(Extracted records)
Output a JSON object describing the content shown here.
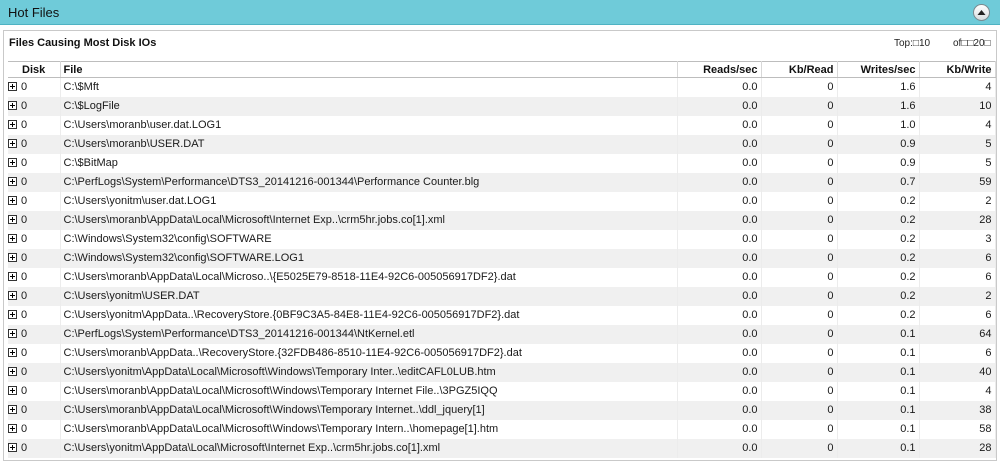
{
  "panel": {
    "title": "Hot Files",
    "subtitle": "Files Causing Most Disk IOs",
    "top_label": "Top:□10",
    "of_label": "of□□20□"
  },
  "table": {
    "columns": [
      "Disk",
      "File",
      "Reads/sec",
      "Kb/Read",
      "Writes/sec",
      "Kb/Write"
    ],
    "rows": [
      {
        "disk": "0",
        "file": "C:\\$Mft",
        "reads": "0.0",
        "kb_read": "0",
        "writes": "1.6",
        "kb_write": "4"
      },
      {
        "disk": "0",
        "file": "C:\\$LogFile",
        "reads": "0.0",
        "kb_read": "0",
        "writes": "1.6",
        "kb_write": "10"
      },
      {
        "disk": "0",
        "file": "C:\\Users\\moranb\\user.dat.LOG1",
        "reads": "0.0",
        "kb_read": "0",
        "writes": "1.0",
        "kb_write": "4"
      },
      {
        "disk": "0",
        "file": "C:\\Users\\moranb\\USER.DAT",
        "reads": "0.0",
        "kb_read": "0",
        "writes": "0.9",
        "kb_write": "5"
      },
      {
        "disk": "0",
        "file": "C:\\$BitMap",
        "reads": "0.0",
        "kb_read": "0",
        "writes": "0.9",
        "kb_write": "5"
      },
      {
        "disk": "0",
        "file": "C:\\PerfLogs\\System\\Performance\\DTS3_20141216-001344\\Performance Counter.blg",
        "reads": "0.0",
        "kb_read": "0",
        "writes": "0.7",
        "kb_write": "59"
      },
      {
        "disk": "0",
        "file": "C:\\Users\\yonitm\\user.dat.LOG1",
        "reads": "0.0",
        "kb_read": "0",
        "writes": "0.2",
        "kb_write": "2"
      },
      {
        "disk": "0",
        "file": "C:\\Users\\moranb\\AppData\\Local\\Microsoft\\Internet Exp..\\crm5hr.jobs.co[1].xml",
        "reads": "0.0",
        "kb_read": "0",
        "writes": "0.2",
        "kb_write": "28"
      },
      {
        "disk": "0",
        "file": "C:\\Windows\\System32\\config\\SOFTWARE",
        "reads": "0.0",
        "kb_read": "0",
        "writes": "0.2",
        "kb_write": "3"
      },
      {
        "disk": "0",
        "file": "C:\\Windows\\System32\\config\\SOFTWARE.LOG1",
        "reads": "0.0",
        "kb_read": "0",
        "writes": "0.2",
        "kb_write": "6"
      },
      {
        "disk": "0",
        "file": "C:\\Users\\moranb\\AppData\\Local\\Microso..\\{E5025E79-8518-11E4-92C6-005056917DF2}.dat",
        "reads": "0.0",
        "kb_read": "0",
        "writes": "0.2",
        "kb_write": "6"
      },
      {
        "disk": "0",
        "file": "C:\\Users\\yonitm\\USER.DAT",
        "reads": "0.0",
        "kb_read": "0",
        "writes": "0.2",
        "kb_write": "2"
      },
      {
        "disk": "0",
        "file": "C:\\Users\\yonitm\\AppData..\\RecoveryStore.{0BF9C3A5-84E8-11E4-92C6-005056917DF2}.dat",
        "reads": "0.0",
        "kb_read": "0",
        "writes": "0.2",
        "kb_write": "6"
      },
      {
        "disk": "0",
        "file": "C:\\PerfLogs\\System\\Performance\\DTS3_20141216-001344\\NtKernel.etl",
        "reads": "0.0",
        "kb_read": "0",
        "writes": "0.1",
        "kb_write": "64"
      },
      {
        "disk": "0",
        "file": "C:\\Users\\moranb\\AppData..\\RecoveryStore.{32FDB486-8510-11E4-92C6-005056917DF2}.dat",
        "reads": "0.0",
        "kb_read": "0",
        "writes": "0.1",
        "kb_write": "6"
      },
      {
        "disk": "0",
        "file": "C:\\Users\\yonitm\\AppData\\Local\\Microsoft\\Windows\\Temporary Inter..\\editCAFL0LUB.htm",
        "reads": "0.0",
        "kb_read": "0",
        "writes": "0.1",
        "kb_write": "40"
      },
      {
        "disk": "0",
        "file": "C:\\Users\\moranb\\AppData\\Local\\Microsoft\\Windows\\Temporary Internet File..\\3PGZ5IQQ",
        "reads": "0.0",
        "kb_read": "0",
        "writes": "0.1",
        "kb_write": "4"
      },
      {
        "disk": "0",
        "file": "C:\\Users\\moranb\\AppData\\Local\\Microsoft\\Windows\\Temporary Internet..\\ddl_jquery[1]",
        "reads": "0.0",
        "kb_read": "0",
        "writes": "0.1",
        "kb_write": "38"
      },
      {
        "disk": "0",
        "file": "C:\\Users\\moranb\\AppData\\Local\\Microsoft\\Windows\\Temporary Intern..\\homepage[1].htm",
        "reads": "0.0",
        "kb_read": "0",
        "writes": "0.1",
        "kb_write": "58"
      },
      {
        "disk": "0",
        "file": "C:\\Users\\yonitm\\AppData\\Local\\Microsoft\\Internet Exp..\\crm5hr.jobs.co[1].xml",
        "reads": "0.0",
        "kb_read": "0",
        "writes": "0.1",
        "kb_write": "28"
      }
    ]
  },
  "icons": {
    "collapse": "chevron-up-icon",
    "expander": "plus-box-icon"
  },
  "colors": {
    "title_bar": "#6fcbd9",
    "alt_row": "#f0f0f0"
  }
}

> **Work to be completed**
Write out all the records again, exactly, minus any pictures.

> **Task answer**
Output a JSON object describing the content shown here.
{
  "panel": {
    "title": "Hot Files",
    "subtitle": "Files Causing Most Disk IOs",
    "top_label": "Top:□10",
    "of_label": "of□□20□"
  },
  "table": {
    "columns": [
      "Disk",
      "File",
      "Reads/sec",
      "Kb/Read",
      "Writes/sec",
      "Kb/Write"
    ],
    "rows": [
      {
        "disk": "0",
        "file": "C:\\$Mft",
        "reads": "0.0",
        "kb_read": "0",
        "writes": "1.6",
        "kb_write": "4"
      },
      {
        "disk": "0",
        "file": "C:\\$LogFile",
        "reads": "0.0",
        "kb_read": "0",
        "writes": "1.6",
        "kb_write": "10"
      },
      {
        "disk": "0",
        "file": "C:\\Users\\moranb\\user.dat.LOG1",
        "reads": "0.0",
        "kb_read": "0",
        "writes": "1.0",
        "kb_write": "4"
      },
      {
        "disk": "0",
        "file": "C:\\Users\\moranb\\USER.DAT",
        "reads": "0.0",
        "kb_read": "0",
        "writes": "0.9",
        "kb_write": "5"
      },
      {
        "disk": "0",
        "file": "C:\\$BitMap",
        "reads": "0.0",
        "kb_read": "0",
        "writes": "0.9",
        "kb_write": "5"
      },
      {
        "disk": "0",
        "file": "C:\\PerfLogs\\System\\Performance\\DTS3_20141216-001344\\Performance Counter.blg",
        "reads": "0.0",
        "kb_read": "0",
        "writes": "0.7",
        "kb_write": "59"
      },
      {
        "disk": "0",
        "file": "C:\\Users\\yonitm\\user.dat.LOG1",
        "reads": "0.0",
        "kb_read": "0",
        "writes": "0.2",
        "kb_write": "2"
      },
      {
        "disk": "0",
        "file": "C:\\Users\\moranb\\AppData\\Local\\Microsoft\\Internet Exp..\\crm5hr.jobs.co[1].xml",
        "reads": "0.0",
        "kb_read": "0",
        "writes": "0.2",
        "kb_write": "28"
      },
      {
        "disk": "0",
        "file": "C:\\Windows\\System32\\config\\SOFTWARE",
        "reads": "0.0",
        "kb_read": "0",
        "writes": "0.2",
        "kb_write": "3"
      },
      {
        "disk": "0",
        "file": "C:\\Windows\\System32\\config\\SOFTWARE.LOG1",
        "reads": "0.0",
        "kb_read": "0",
        "writes": "0.2",
        "kb_write": "6"
      },
      {
        "disk": "0",
        "file": "C:\\Users\\moranb\\AppData\\Local\\Microso..\\{E5025E79-8518-11E4-92C6-005056917DF2}.dat",
        "reads": "0.0",
        "kb_read": "0",
        "writes": "0.2",
        "kb_write": "6"
      },
      {
        "disk": "0",
        "file": "C:\\Users\\yonitm\\USER.DAT",
        "reads": "0.0",
        "kb_read": "0",
        "writes": "0.2",
        "kb_write": "2"
      },
      {
        "disk": "0",
        "file": "C:\\Users\\yonitm\\AppData..\\RecoveryStore.{0BF9C3A5-84E8-11E4-92C6-005056917DF2}.dat",
        "reads": "0.0",
        "kb_read": "0",
        "writes": "0.2",
        "kb_write": "6"
      },
      {
        "disk": "0",
        "file": "C:\\PerfLogs\\System\\Performance\\DTS3_20141216-001344\\NtKernel.etl",
        "reads": "0.0",
        "kb_read": "0",
        "writes": "0.1",
        "kb_write": "64"
      },
      {
        "disk": "0",
        "file": "C:\\Users\\moranb\\AppData..\\RecoveryStore.{32FDB486-8510-11E4-92C6-005056917DF2}.dat",
        "reads": "0.0",
        "kb_read": "0",
        "writes": "0.1",
        "kb_write": "6"
      },
      {
        "disk": "0",
        "file": "C:\\Users\\yonitm\\AppData\\Local\\Microsoft\\Windows\\Temporary Inter..\\editCAFL0LUB.htm",
        "reads": "0.0",
        "kb_read": "0",
        "writes": "0.1",
        "kb_write": "40"
      },
      {
        "disk": "0",
        "file": "C:\\Users\\moranb\\AppData\\Local\\Microsoft\\Windows\\Temporary Internet File..\\3PGZ5IQQ",
        "reads": "0.0",
        "kb_read": "0",
        "writes": "0.1",
        "kb_write": "4"
      },
      {
        "disk": "0",
        "file": "C:\\Users\\moranb\\AppData\\Local\\Microsoft\\Windows\\Temporary Internet..\\ddl_jquery[1]",
        "reads": "0.0",
        "kb_read": "0",
        "writes": "0.1",
        "kb_write": "38"
      },
      {
        "disk": "0",
        "file": "C:\\Users\\moranb\\AppData\\Local\\Microsoft\\Windows\\Temporary Intern..\\homepage[1].htm",
        "reads": "0.0",
        "kb_read": "0",
        "writes": "0.1",
        "kb_write": "58"
      },
      {
        "disk": "0",
        "file": "C:\\Users\\yonitm\\AppData\\Local\\Microsoft\\Internet Exp..\\crm5hr.jobs.co[1].xml",
        "reads": "0.0",
        "kb_read": "0",
        "writes": "0.1",
        "kb_write": "28"
      }
    ]
  },
  "icons": {
    "collapse": "chevron-up-icon",
    "expander": "plus-box-icon"
  },
  "colors": {
    "title_bar": "#6fcbd9",
    "alt_row": "#f0f0f0"
  }
}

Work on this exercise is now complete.